Items from a dataset
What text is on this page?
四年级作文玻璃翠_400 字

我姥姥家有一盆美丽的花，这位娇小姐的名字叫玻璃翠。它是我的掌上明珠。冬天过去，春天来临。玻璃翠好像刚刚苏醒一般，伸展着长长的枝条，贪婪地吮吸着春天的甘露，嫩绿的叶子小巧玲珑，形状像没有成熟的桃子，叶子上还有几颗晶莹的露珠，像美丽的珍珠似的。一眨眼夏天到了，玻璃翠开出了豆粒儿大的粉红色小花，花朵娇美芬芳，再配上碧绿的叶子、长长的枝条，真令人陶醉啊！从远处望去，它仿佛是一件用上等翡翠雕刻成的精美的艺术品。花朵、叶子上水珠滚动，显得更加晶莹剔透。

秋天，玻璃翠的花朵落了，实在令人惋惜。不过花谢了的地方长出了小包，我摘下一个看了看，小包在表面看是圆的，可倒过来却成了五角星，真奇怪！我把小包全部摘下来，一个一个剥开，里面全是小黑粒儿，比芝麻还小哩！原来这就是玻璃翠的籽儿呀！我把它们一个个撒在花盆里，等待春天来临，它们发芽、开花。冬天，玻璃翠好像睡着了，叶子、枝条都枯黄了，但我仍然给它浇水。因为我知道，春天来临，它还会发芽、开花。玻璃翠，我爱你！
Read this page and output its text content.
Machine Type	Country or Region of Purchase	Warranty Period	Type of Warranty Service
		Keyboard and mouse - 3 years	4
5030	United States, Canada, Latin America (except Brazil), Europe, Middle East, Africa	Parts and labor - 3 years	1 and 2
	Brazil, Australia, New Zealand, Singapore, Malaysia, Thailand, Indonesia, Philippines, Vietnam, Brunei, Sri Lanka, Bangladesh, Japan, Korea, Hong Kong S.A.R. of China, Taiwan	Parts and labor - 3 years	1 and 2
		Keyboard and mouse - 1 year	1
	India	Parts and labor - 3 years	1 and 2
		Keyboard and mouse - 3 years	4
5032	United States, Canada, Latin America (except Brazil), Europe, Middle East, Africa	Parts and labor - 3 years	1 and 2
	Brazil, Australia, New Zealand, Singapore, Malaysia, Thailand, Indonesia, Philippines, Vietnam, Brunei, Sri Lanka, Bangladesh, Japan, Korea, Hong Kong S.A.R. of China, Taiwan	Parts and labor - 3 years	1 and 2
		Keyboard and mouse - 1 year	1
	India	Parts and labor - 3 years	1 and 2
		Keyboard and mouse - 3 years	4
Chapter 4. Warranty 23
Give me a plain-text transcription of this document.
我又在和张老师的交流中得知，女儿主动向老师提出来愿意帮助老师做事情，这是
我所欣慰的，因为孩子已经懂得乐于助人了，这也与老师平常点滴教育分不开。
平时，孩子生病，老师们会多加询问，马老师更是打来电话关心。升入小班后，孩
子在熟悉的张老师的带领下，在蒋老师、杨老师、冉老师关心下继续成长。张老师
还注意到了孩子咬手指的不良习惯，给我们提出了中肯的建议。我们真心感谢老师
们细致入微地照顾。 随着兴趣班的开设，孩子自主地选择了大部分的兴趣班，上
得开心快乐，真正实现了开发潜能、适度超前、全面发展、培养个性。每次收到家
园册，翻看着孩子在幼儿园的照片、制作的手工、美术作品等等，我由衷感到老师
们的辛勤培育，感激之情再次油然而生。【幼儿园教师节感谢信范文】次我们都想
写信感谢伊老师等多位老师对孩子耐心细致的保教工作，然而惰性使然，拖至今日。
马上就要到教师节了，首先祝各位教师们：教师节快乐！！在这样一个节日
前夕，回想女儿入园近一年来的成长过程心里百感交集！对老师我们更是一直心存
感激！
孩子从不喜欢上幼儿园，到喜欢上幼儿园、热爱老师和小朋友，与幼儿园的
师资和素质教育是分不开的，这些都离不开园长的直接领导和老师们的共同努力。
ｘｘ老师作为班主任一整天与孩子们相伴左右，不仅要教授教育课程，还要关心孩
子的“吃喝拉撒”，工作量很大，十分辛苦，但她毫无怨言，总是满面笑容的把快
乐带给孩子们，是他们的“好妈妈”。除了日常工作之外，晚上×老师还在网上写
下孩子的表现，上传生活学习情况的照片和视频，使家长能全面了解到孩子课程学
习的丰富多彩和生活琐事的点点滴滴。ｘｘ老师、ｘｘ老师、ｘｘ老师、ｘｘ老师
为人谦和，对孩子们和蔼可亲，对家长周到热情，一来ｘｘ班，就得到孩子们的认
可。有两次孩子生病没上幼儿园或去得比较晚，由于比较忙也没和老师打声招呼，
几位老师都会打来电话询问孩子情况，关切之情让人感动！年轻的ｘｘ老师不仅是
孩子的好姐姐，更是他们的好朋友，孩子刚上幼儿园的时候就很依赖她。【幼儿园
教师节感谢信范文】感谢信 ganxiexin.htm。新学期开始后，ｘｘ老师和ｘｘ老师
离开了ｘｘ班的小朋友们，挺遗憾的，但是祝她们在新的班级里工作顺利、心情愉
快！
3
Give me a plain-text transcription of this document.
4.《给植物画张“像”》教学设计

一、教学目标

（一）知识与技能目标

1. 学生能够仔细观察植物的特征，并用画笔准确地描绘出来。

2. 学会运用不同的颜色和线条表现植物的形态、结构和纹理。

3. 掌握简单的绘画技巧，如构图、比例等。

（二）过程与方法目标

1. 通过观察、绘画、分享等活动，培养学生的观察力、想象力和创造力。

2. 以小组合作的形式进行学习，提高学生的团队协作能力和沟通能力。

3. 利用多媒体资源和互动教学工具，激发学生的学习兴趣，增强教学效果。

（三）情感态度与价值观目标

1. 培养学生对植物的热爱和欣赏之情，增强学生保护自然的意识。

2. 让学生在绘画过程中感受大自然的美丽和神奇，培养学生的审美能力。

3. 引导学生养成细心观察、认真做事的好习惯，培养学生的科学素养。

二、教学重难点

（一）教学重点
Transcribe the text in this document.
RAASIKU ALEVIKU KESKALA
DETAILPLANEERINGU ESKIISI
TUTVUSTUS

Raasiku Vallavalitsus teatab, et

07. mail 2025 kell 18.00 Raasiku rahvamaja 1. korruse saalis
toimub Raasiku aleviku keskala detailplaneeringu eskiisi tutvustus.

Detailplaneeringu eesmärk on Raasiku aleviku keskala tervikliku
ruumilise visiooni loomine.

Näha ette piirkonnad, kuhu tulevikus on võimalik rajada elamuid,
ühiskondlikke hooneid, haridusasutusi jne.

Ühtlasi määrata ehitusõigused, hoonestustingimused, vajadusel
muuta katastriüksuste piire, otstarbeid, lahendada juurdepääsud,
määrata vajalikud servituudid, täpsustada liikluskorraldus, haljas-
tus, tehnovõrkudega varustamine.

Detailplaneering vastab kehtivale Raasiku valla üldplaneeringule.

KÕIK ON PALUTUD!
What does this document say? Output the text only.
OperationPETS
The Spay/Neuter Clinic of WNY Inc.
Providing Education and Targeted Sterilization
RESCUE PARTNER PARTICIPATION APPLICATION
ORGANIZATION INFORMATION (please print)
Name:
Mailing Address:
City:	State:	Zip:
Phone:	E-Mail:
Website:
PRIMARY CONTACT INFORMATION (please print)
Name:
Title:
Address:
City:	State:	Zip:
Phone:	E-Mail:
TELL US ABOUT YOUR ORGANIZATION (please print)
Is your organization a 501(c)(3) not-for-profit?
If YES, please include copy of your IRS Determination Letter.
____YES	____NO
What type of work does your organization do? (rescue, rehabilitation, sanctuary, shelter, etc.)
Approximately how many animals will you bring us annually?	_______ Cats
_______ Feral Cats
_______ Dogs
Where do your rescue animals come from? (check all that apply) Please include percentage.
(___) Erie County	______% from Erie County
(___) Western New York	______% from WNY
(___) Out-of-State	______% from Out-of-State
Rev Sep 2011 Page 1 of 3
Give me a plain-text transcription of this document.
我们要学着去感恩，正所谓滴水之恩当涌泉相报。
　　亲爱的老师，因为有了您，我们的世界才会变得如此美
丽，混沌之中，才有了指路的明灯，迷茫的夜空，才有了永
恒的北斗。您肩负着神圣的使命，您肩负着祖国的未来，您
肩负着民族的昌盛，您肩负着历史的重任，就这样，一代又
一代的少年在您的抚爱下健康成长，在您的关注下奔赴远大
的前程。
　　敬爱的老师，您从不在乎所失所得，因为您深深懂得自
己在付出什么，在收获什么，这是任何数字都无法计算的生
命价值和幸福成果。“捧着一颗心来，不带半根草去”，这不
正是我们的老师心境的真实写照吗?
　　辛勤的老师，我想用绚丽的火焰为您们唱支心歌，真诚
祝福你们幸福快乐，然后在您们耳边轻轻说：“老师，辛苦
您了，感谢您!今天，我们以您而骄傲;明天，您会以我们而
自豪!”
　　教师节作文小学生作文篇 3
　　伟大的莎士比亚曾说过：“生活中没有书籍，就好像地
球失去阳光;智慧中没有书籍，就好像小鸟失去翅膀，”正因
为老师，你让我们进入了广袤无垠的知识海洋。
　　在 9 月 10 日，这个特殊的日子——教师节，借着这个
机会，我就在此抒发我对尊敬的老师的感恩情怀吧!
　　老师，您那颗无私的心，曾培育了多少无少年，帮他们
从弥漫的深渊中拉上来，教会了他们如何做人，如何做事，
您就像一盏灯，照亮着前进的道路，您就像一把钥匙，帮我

* _Set task_: Locate all lines that include the word "Latin" and copy them out.

* _Correct output_:
5030	United States, Canada, Latin America (except Brazil), Europe, Middle East, Africa	Parts and labor - 3 years	1 and 2
5032	United States, Canada, Latin America (except Brazil), Europe, Middle East, Africa	Parts and labor - 3 years	1 and 2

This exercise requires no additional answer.